Short task
Where a line in the listing contains the string "kontrolka", copy that line out.

Data in this exercise
________

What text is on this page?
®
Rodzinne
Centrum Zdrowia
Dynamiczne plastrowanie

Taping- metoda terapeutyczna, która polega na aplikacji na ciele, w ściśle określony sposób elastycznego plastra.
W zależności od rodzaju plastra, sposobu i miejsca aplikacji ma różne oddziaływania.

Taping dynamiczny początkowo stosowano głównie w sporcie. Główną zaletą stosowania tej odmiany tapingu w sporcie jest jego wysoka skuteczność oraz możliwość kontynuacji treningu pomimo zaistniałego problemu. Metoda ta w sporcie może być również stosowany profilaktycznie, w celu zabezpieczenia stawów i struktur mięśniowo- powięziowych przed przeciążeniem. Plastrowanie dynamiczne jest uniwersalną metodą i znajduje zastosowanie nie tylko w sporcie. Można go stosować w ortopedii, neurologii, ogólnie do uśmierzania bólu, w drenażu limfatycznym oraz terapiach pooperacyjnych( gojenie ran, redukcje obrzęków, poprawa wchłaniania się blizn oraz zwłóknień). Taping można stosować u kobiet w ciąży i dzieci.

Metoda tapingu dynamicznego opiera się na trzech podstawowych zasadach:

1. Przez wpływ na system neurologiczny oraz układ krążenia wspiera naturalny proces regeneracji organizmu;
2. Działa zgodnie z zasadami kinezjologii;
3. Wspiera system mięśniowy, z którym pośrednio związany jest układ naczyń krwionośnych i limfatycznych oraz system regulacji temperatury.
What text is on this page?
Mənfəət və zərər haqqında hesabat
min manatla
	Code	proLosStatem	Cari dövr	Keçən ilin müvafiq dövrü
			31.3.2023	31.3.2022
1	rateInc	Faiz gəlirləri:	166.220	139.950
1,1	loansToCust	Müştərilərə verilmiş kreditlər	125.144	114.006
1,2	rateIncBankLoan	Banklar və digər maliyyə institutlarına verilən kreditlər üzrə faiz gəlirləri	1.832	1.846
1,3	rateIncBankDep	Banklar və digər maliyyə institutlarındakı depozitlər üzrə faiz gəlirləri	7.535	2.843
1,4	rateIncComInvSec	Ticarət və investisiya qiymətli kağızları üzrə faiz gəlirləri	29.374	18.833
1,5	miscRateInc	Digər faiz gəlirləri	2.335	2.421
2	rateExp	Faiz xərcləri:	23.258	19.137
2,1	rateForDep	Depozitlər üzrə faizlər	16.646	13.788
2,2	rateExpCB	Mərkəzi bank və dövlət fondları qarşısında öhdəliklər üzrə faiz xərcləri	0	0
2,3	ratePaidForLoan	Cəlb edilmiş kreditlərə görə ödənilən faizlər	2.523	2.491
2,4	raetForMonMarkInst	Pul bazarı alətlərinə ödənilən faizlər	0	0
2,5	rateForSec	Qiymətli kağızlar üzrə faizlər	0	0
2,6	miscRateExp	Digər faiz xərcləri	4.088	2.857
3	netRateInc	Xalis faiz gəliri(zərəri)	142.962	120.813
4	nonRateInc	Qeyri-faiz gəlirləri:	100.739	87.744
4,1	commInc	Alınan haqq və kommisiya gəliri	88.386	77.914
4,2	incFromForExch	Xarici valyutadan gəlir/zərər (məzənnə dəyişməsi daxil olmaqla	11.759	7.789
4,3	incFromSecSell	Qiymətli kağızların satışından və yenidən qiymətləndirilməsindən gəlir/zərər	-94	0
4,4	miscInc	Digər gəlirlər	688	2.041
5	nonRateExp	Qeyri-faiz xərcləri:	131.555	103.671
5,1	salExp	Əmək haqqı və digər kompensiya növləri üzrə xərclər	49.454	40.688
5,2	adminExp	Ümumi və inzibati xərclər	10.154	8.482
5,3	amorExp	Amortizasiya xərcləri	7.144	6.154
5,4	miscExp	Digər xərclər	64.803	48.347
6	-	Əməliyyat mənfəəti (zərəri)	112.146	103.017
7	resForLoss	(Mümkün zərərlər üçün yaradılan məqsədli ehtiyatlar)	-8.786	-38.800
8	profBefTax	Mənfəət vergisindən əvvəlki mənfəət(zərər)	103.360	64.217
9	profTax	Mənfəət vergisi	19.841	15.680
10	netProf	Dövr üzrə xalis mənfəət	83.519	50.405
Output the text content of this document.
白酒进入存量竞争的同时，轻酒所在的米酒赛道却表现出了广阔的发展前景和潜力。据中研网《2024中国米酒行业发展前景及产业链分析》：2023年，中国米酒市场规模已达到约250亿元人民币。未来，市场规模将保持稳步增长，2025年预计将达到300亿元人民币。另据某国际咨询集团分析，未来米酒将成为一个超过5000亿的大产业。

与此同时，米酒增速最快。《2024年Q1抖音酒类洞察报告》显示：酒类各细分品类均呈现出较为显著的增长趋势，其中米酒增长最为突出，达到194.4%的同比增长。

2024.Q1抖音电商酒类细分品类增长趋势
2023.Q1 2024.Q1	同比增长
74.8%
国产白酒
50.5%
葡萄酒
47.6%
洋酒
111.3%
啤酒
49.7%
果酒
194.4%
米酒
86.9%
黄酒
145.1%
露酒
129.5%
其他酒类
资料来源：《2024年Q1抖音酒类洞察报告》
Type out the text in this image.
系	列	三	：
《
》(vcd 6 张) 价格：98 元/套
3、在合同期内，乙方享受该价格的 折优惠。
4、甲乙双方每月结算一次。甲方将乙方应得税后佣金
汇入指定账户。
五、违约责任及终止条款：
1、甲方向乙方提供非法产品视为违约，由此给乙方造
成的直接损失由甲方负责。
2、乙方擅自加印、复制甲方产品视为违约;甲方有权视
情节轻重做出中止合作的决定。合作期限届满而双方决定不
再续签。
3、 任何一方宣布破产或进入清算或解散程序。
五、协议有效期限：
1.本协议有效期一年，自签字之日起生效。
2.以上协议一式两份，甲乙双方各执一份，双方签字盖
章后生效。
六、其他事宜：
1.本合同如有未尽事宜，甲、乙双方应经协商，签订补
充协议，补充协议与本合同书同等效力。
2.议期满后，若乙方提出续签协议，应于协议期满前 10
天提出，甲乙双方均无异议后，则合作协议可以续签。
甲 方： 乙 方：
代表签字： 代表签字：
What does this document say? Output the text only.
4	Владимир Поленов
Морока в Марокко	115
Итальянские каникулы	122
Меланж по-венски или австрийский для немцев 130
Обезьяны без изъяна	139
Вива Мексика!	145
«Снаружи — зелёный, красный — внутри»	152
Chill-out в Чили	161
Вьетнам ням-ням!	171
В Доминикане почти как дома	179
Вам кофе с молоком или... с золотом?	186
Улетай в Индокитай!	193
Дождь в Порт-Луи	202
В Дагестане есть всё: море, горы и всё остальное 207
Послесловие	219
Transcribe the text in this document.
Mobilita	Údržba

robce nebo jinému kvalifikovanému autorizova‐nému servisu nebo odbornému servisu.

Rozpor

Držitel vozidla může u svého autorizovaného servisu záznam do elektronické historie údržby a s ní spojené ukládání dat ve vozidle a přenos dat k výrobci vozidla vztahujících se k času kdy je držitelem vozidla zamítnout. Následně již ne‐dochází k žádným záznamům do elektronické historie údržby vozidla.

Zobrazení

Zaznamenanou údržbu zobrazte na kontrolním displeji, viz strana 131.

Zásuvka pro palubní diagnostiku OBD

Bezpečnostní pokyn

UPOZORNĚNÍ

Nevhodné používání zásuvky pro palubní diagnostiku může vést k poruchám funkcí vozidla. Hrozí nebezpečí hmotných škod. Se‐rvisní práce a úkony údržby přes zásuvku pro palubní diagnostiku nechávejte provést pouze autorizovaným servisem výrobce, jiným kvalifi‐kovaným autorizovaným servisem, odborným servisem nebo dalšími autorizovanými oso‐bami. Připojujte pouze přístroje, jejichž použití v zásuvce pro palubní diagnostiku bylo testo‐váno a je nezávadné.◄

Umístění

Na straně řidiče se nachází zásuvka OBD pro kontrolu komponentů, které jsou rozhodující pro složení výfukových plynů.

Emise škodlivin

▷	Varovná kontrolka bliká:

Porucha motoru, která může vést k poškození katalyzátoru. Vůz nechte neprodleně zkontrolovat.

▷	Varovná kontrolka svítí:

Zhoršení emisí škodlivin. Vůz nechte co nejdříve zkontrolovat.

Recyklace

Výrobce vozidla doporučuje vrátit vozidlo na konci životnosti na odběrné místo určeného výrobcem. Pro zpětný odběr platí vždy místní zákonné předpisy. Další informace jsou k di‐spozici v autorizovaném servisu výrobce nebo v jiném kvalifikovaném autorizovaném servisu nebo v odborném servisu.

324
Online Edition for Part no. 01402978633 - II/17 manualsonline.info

________

The response
▷	Varovná kontrolka bliká:
▷	Varovná kontrolka svítí:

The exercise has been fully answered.